Structured figure records:
= = =

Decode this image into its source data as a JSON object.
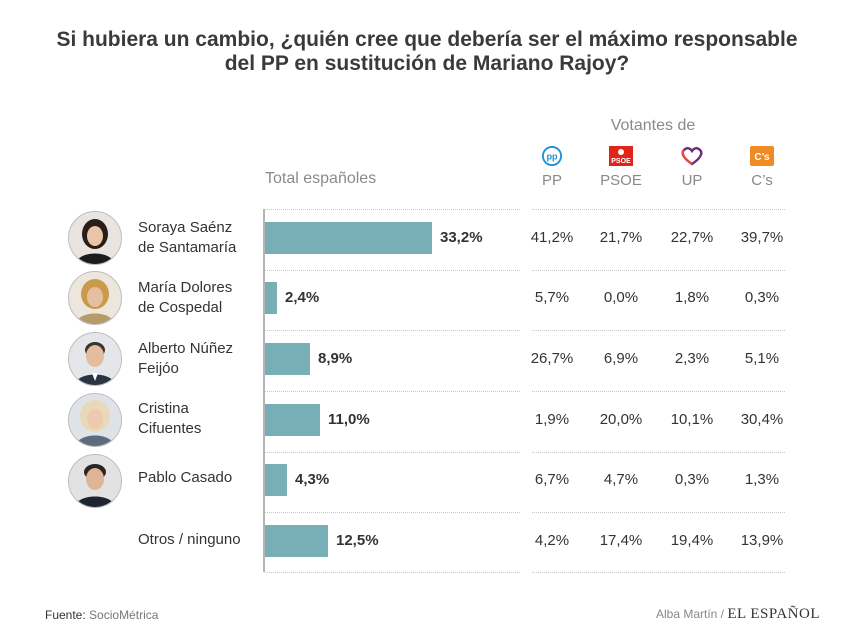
{
  "title_lines": [
    "Si hubiera un cambio, ¿quién cree que debería ser el máximo responsable",
    "del PP en sustitución de Mariano Rajoy?"
  ],
  "header": {
    "votantes_de": "Votantes de",
    "total_label": "Total españoles",
    "parties": [
      {
        "name": "PP",
        "color": "#1e90d6",
        "icon": "pp-logo-icon"
      },
      {
        "name": "PSOE",
        "color": "#e2231a",
        "icon": "psoe-logo-icon",
        "logo_text": "PSOE"
      },
      {
        "name": "UP",
        "color": "#6b2c7a",
        "icon": "up-logo-icon"
      },
      {
        "name": "C’s",
        "color": "#f08a24",
        "icon": "cs-logo-icon",
        "logo_text": "C’s"
      }
    ]
  },
  "chart_data": {
    "type": "bar",
    "orientation": "horizontal",
    "title": "Si hubiera un cambio, ¿quién cree que debería ser el máximo responsable del PP en sustitución de Mariano Rajoy?",
    "series_name": "Total españoles",
    "bar_color": "#78aeb5",
    "xlim": [
      0,
      33.2
    ],
    "categories": [
      {
        "lines": [
          "Soraya Saénz",
          "de Santamaría"
        ],
        "photo": true
      },
      {
        "lines": [
          "María Dolores",
          "de Cospedal"
        ],
        "photo": true
      },
      {
        "lines": [
          "Alberto Núñez",
          "Feijóo"
        ],
        "photo": true
      },
      {
        "lines": [
          "Cristina",
          "Cifuentes"
        ],
        "photo": true
      },
      {
        "lines": [
          "Pablo Casado"
        ],
        "photo": true
      },
      {
        "lines": [
          "Otros / ninguno"
        ],
        "photo": false
      }
    ],
    "values": [
      33.2,
      2.4,
      8.9,
      11.0,
      4.3,
      12.5
    ],
    "value_labels": [
      "33,2%",
      "2,4%",
      "8,9%",
      "11,0%",
      "4,3%",
      "12,5%"
    ],
    "table": {
      "columns": [
        "PP",
        "PSOE",
        "UP",
        "C’s"
      ],
      "rows": [
        [
          "41,2%",
          "21,7%",
          "22,7%",
          "39,7%"
        ],
        [
          "5,7%",
          "0,0%",
          "1,8%",
          "0,3%"
        ],
        [
          "26,7%",
          "6,9%",
          "2,3%",
          "5,1%"
        ],
        [
          "1,9%",
          "20,0%",
          "10,1%",
          "30,4%"
        ],
        [
          "6,7%",
          "4,7%",
          "0,3%",
          "1,3%"
        ],
        [
          "4,2%",
          "17,4%",
          "19,4%",
          "13,9%"
        ]
      ]
    }
  },
  "footer": {
    "source_label": "Fuente:",
    "source": "SocioMétrica",
    "author": "Alba Martín /",
    "brand": "EL ESPAÑOL"
  }
}
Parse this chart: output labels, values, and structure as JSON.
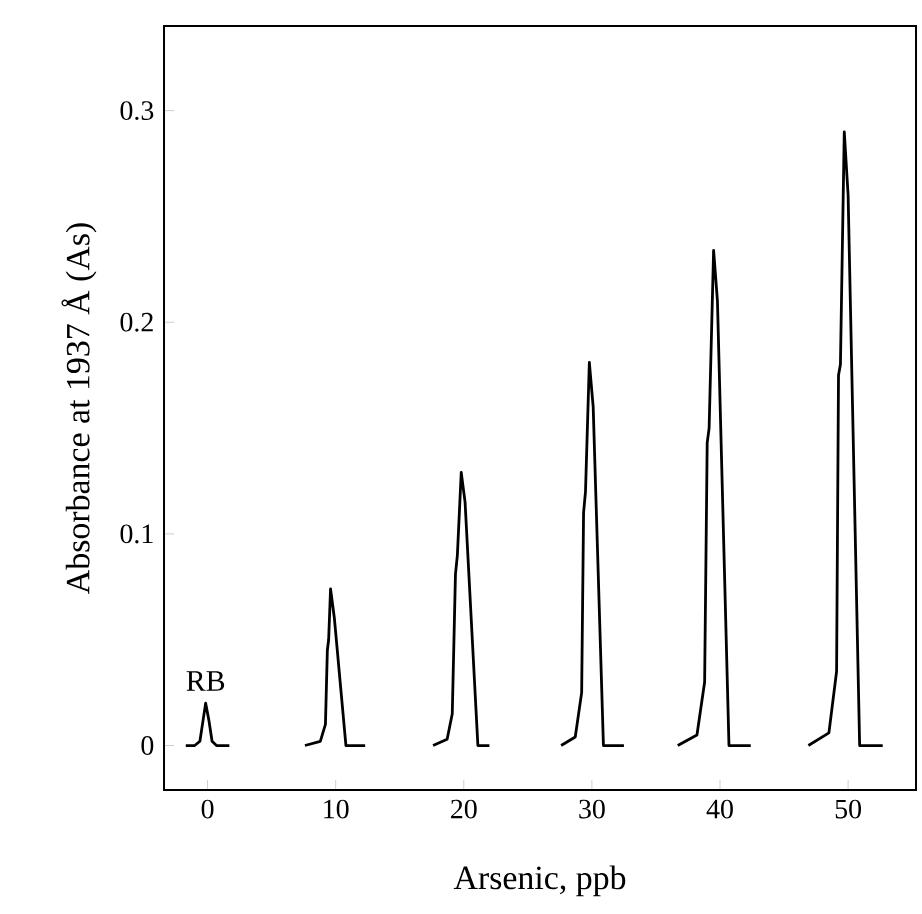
{
  "chart_data": {
    "type": "line",
    "xlabel": "Arsenic, ppb",
    "ylabel": "Absorbance at 1937 Å (As)",
    "xlim": [
      -3.4,
      55.3
    ],
    "ylim": [
      -0.021,
      0.34
    ],
    "xticks": [
      0,
      10,
      20,
      30,
      40,
      50
    ],
    "yticks": [
      0,
      0.1,
      0.2,
      0.3
    ],
    "marker": "none",
    "line_style": "solid",
    "grid": false,
    "annotations": [
      "RB"
    ],
    "series": [
      {
        "color": "#000000",
        "x": [
          -1.7,
          -1.0,
          -0.6,
          -0.35,
          -0.15,
          0.1,
          0.35,
          0.7,
          1.7
        ],
        "values": [
          0,
          0,
          0.002,
          0.012,
          0.02,
          0.012,
          0.002,
          0,
          0
        ]
      },
      {
        "color": "#000000",
        "x": [
          7.6,
          8.8,
          9.2,
          9.35,
          9.45,
          9.6,
          9.9,
          10.8,
          12.3
        ],
        "values": [
          0,
          0.002,
          0.01,
          0.045,
          0.05,
          0.074,
          0.06,
          0,
          0
        ]
      },
      {
        "color": "#000000",
        "x": [
          17.6,
          18.7,
          19.1,
          19.35,
          19.5,
          19.8,
          20.1,
          21.1,
          22.0
        ],
        "values": [
          0,
          0.003,
          0.015,
          0.081,
          0.09,
          0.129,
          0.115,
          0,
          0
        ]
      },
      {
        "color": "#000000",
        "x": [
          27.6,
          28.7,
          29.2,
          29.35,
          29.5,
          29.8,
          30.1,
          30.9,
          32.5
        ],
        "values": [
          0,
          0.004,
          0.025,
          0.11,
          0.12,
          0.181,
          0.16,
          0,
          0
        ]
      },
      {
        "color": "#000000",
        "x": [
          36.7,
          38.2,
          38.8,
          39.0,
          39.15,
          39.5,
          39.8,
          40.7,
          42.4
        ],
        "values": [
          0,
          0.005,
          0.03,
          0.143,
          0.15,
          0.234,
          0.21,
          0,
          0
        ]
      },
      {
        "color": "#000000",
        "x": [
          46.9,
          48.5,
          49.1,
          49.25,
          49.4,
          49.7,
          50.0,
          50.9,
          52.7
        ],
        "values": [
          0,
          0.006,
          0.035,
          0.175,
          0.18,
          0.29,
          0.26,
          0,
          0
        ]
      }
    ]
  }
}
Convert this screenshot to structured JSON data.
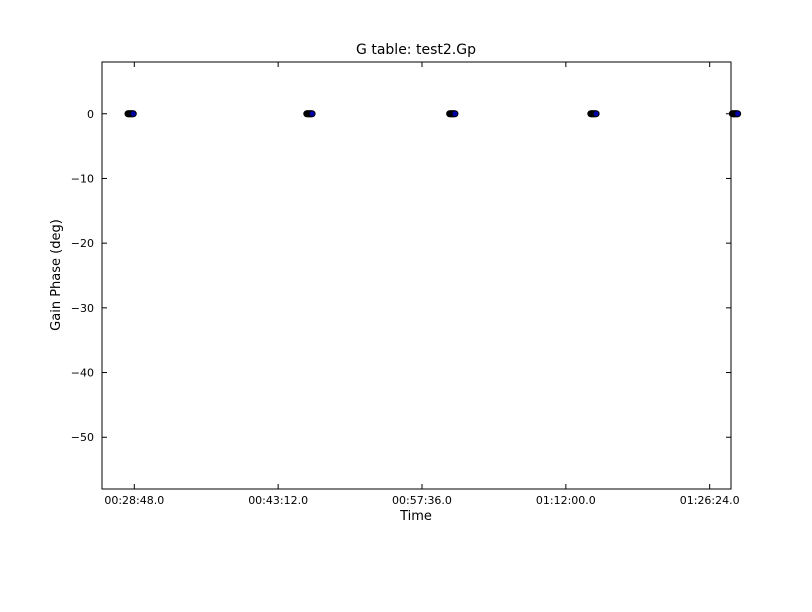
{
  "chart_data": {
    "type": "scatter",
    "title": "G table: test2.Gp",
    "xlabel": "Time",
    "ylabel": "Gain Phase (deg)",
    "x_ticks": [
      "00:28:48.0",
      "00:43:12.0",
      "00:57:36.0",
      "01:12:00.0",
      "01:26:24.0"
    ],
    "y_ticks": [
      0,
      -10,
      -20,
      -30,
      -40,
      -50
    ],
    "ylim": [
      -58,
      8
    ],
    "xlim": [
      "00:25:34",
      "01:28:32"
    ],
    "grid": false,
    "marker_color": "#0000aa",
    "marker_edge": "#000000",
    "series": [
      {
        "x": [
          "00:28:10",
          "00:28:14",
          "00:28:18",
          "00:28:22",
          "00:28:26",
          "00:28:30",
          "00:28:34",
          "00:28:38",
          "00:28:42",
          "00:46:04",
          "00:46:08",
          "00:46:12",
          "00:46:16",
          "00:46:20",
          "00:46:24",
          "00:46:28",
          "00:46:32",
          "00:46:36",
          "01:00:22",
          "01:00:26",
          "01:00:30",
          "01:00:34",
          "01:00:38",
          "01:00:42",
          "01:00:46",
          "01:00:50",
          "01:00:54",
          "01:14:30",
          "01:14:34",
          "01:14:38",
          "01:14:42",
          "01:14:46",
          "01:14:50",
          "01:14:54",
          "01:14:58",
          "01:15:02",
          "01:28:40",
          "01:28:44",
          "01:28:48",
          "01:28:52",
          "01:28:56",
          "01:29:00",
          "01:29:04",
          "01:29:08",
          "01:29:12"
        ],
        "values": [
          0,
          0,
          0,
          0,
          0,
          0,
          0,
          0,
          0,
          0,
          0,
          0,
          0,
          0,
          0,
          0,
          0,
          0,
          0,
          0,
          0,
          0,
          0,
          0,
          0,
          0,
          0,
          0,
          0,
          0,
          0,
          0,
          0,
          0,
          0,
          0,
          0,
          0,
          0,
          0,
          0,
          0,
          0,
          0,
          0
        ]
      }
    ]
  }
}
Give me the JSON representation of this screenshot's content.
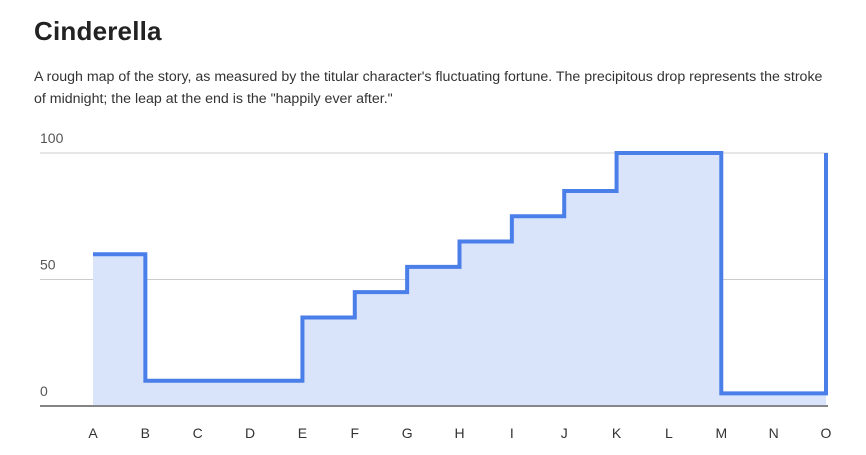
{
  "header": {
    "title": "Cinderella",
    "subtitle": "A rough map of the story, as measured by the titular character's fluctuating fortune. The precipitous drop represents the stroke of midnight; the leap at the end is the \"happily ever after.\""
  },
  "colors": {
    "line": "#4a7ee8",
    "fill": "#d9e4fb",
    "grid": "#cccccc",
    "baseline": "#555555"
  },
  "chart_data": {
    "type": "area",
    "step": true,
    "title": "Cinderella",
    "categories": [
      "A",
      "B",
      "C",
      "D",
      "E",
      "F",
      "G",
      "H",
      "I",
      "J",
      "K",
      "L",
      "M",
      "N",
      "O"
    ],
    "values": [
      60,
      10,
      10,
      10,
      35,
      45,
      55,
      65,
      75,
      85,
      100,
      100,
      5,
      5,
      100
    ],
    "y_ticks": [
      "0",
      "50",
      "100"
    ],
    "ylim": [
      0,
      100
    ],
    "xlabel": "",
    "ylabel": "",
    "grid": true,
    "legend": "none"
  }
}
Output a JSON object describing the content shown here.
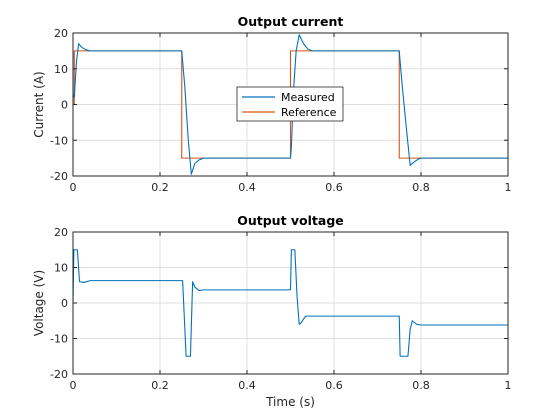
{
  "chart_data": [
    {
      "type": "line",
      "title": "Output current",
      "xlabel": "",
      "ylabel": "Current (A)",
      "xlim": [
        0,
        1
      ],
      "ylim": [
        -20,
        20
      ],
      "xticks": [
        0,
        0.2,
        0.4,
        0.6,
        0.8,
        1
      ],
      "yticks": [
        -20,
        -10,
        0,
        10,
        20
      ],
      "xtick_labels": [
        "0",
        "0.2",
        "0.4",
        "0.6",
        "0.8",
        "1"
      ],
      "ytick_labels": [
        "-20",
        "-10",
        "0",
        "10",
        "20"
      ],
      "grid": true,
      "legend": "center",
      "series": [
        {
          "name": "Measured",
          "color": "#0072BD",
          "x": [
            0,
            0.003,
            0.008,
            0.013,
            0.02,
            0.03,
            0.04,
            0.05,
            0.25,
            0.252,
            0.257,
            0.265,
            0.272,
            0.28,
            0.29,
            0.3,
            0.5,
            0.502,
            0.507,
            0.513,
            0.52,
            0.53,
            0.54,
            0.55,
            0.75,
            0.752,
            0.757,
            0.765,
            0.775,
            0.785,
            0.795,
            0.8,
            1
          ],
          "y": [
            3,
            2,
            12,
            17,
            16,
            15.3,
            15,
            15,
            15,
            12,
            5,
            -10,
            -19.5,
            -16.5,
            -15.5,
            -15,
            -15,
            -12,
            4,
            15,
            19.5,
            17,
            15.5,
            15,
            15,
            12,
            5,
            -5,
            -17,
            -16,
            -15.2,
            -15,
            -15
          ]
        },
        {
          "name": "Reference",
          "color": "#D95319",
          "x": [
            0,
            0.003,
            0.003,
            0.25,
            0.25,
            0.5,
            0.5,
            0.75,
            0.75,
            1
          ],
          "y": [
            0,
            0,
            15,
            15,
            -15,
            -15,
            15,
            15,
            -15,
            -15
          ]
        }
      ]
    },
    {
      "type": "line",
      "title": "Output voltage",
      "xlabel": "Time (s)",
      "ylabel": "Voltage (V)",
      "xlim": [
        0,
        1
      ],
      "ylim": [
        -20,
        20
      ],
      "xticks": [
        0,
        0.2,
        0.4,
        0.6,
        0.8,
        1
      ],
      "yticks": [
        -20,
        -10,
        0,
        10,
        20
      ],
      "xtick_labels": [
        "0",
        "0.2",
        "0.4",
        "0.6",
        "0.8",
        "1"
      ],
      "ytick_labels": [
        "-20",
        "-10",
        "0",
        "10",
        "20"
      ],
      "grid": true,
      "legend": "none",
      "series": [
        {
          "name": "",
          "color": "#0072BD",
          "x": [
            0,
            0.002,
            0.01,
            0.015,
            0.025,
            0.04,
            0.25,
            0.252,
            0.26,
            0.265,
            0.27,
            0.275,
            0.28,
            0.29,
            0.3,
            0.5,
            0.502,
            0.51,
            0.515,
            0.52,
            0.525,
            0.53,
            0.535,
            0.55,
            0.75,
            0.752,
            0.76,
            0.765,
            0.77,
            0.775,
            0.78,
            0.79,
            0.8,
            1
          ],
          "y": [
            0,
            15,
            15,
            6,
            5.8,
            6.3,
            6.3,
            6.3,
            -15,
            -15,
            -15,
            6,
            4.5,
            3.5,
            3.7,
            3.7,
            15,
            15,
            2,
            -6,
            -5.5,
            -4.5,
            -3.7,
            -3.7,
            -3.7,
            -15,
            -15,
            -15,
            -15,
            -7.5,
            -5,
            -6,
            -6.2,
            -6.2
          ]
        }
      ]
    }
  ]
}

= = =

### GOAL
From the records, copy every line that has the string "Total" in it.

### EXERCISE RESULT
    "total_label": "Total españoles",
    "series_name": "Total españoles",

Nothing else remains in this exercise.